[EXERCISE GOAL]:
Copy out the listing that follows, exactly, without its pictures.

──────── SUPPLIED DATA ────────

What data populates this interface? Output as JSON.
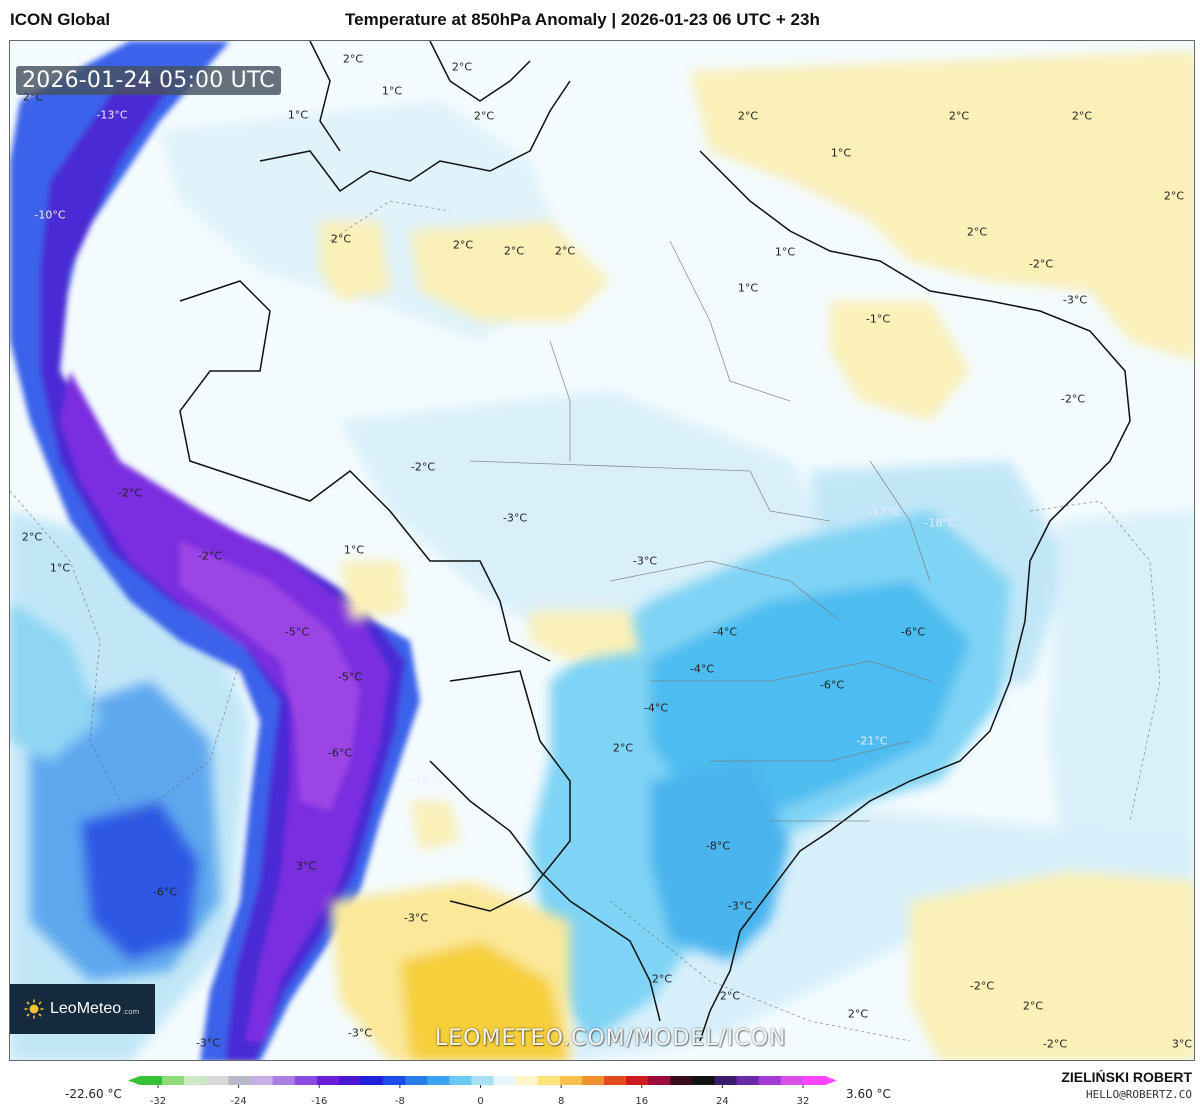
{
  "header": {
    "model_name": "ICON Global",
    "title": "Temperature at 850hPa Anomaly | 2026-01-23 06 UTC + 23h"
  },
  "map": {
    "valid_time": "2026-01-24 05:00 UTC",
    "watermark": "LEOMETEO.COM/MODEL/ICON",
    "brand": {
      "name": "LeoMeteo",
      "suffix": ".com",
      "icon": "sun-icon"
    },
    "labels": [
      "2°C",
      "2°C",
      "1°C",
      "-13°C",
      "-10°C",
      "2°C",
      "1°C",
      "2°C",
      "2°C",
      "2°C",
      "2°C",
      "1°C",
      "2°C",
      "1°C",
      "1°C",
      "2°C",
      "2°C",
      "2°C",
      "2°C",
      "2°C",
      "-2°C",
      "-3°C",
      "-1°C",
      "-2°C",
      "-2°C",
      "-3°C",
      "-3°C",
      "-17°C",
      "-18°C",
      "-2°C",
      "-2°C",
      "2°C",
      "1°C",
      "1°C",
      "-15°C",
      "-19°C",
      "-5°C",
      "-5°C",
      "-4°C",
      "-6°C",
      "-4°C",
      "-6°C",
      "-4°C",
      "-21°C",
      "2°C",
      "-6°C",
      "-19°C",
      "-8°C",
      "3°C",
      "-6°C",
      "-3°C",
      "-3°C",
      "2°C",
      "2°C",
      "-2°C",
      "2°C",
      "2°C",
      "-3°C",
      "-2°C",
      "3°C",
      "-3°C"
    ]
  },
  "colorbar": {
    "min_label": "-22.60 °C",
    "max_label": "3.60 °C",
    "tick_values": [
      -32,
      -24,
      -16,
      -8,
      0,
      8,
      16,
      24,
      32
    ],
    "colors": [
      "#36c136",
      "#8fda7a",
      "#cfe9c4",
      "#d8d8d8",
      "#b7b7c6",
      "#c8b0e6",
      "#a97fe3",
      "#8a4be0",
      "#6a1fd6",
      "#4a16cf",
      "#2020d8",
      "#1e4ce8",
      "#2a7de6",
      "#3aa3ef",
      "#6cc9f3",
      "#a8e0f6",
      "#e6f6fb",
      "#fdf6c8",
      "#fce37c",
      "#f8c14a",
      "#f0902e",
      "#e34b1f",
      "#cc1a1f",
      "#9b0d3a",
      "#3a0b1a",
      "#111111",
      "#3b1c6a",
      "#6a2aa8",
      "#a23bd6",
      "#d84fe8",
      "#ff44ff"
    ]
  },
  "author": {
    "name": "ZIELIŃSKI ROBERT",
    "email": "HELLO@ROBERTZ.CO"
  }
}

────────

[TASK OUTPUT]:
What data populates this interface? Output as JSON.
{
  "header": {
    "model_name": "ICON Global",
    "title": "Temperature at 850hPa Anomaly | 2026-01-23 06 UTC + 23h"
  },
  "map": {
    "valid_time": "2026-01-24 05:00 UTC",
    "watermark": "LEOMETEO.COM/MODEL/ICON",
    "brand": {
      "name": "LeoMeteo",
      "suffix": ".com",
      "icon": "sun-icon"
    },
    "labels": [
      "2°C",
      "2°C",
      "1°C",
      "-13°C",
      "-10°C",
      "2°C",
      "1°C",
      "2°C",
      "2°C",
      "2°C",
      "2°C",
      "1°C",
      "2°C",
      "1°C",
      "1°C",
      "2°C",
      "2°C",
      "2°C",
      "2°C",
      "2°C",
      "-2°C",
      "-3°C",
      "-1°C",
      "-2°C",
      "-2°C",
      "-3°C",
      "-3°C",
      "-17°C",
      "-18°C",
      "-2°C",
      "-2°C",
      "2°C",
      "1°C",
      "1°C",
      "-15°C",
      "-19°C",
      "-5°C",
      "-5°C",
      "-4°C",
      "-6°C",
      "-4°C",
      "-6°C",
      "-4°C",
      "-21°C",
      "2°C",
      "-6°C",
      "-19°C",
      "-8°C",
      "3°C",
      "-6°C",
      "-3°C",
      "-3°C",
      "2°C",
      "2°C",
      "-2°C",
      "2°C",
      "2°C",
      "-3°C",
      "-2°C",
      "3°C",
      "-3°C"
    ]
  },
  "colorbar": {
    "min_label": "-22.60 °C",
    "max_label": "3.60 °C",
    "tick_values": [
      -32,
      -24,
      -16,
      -8,
      0,
      8,
      16,
      24,
      32
    ],
    "colors": [
      "#36c136",
      "#8fda7a",
      "#cfe9c4",
      "#d8d8d8",
      "#b7b7c6",
      "#c8b0e6",
      "#a97fe3",
      "#8a4be0",
      "#6a1fd6",
      "#4a16cf",
      "#2020d8",
      "#1e4ce8",
      "#2a7de6",
      "#3aa3ef",
      "#6cc9f3",
      "#a8e0f6",
      "#e6f6fb",
      "#fdf6c8",
      "#fce37c",
      "#f8c14a",
      "#f0902e",
      "#e34b1f",
      "#cc1a1f",
      "#9b0d3a",
      "#3a0b1a",
      "#111111",
      "#3b1c6a",
      "#6a2aa8",
      "#a23bd6",
      "#d84fe8",
      "#ff44ff"
    ]
  },
  "author": {
    "name": "ZIELIŃSKI ROBERT",
    "email": "HELLO@ROBERTZ.CO"
  }
}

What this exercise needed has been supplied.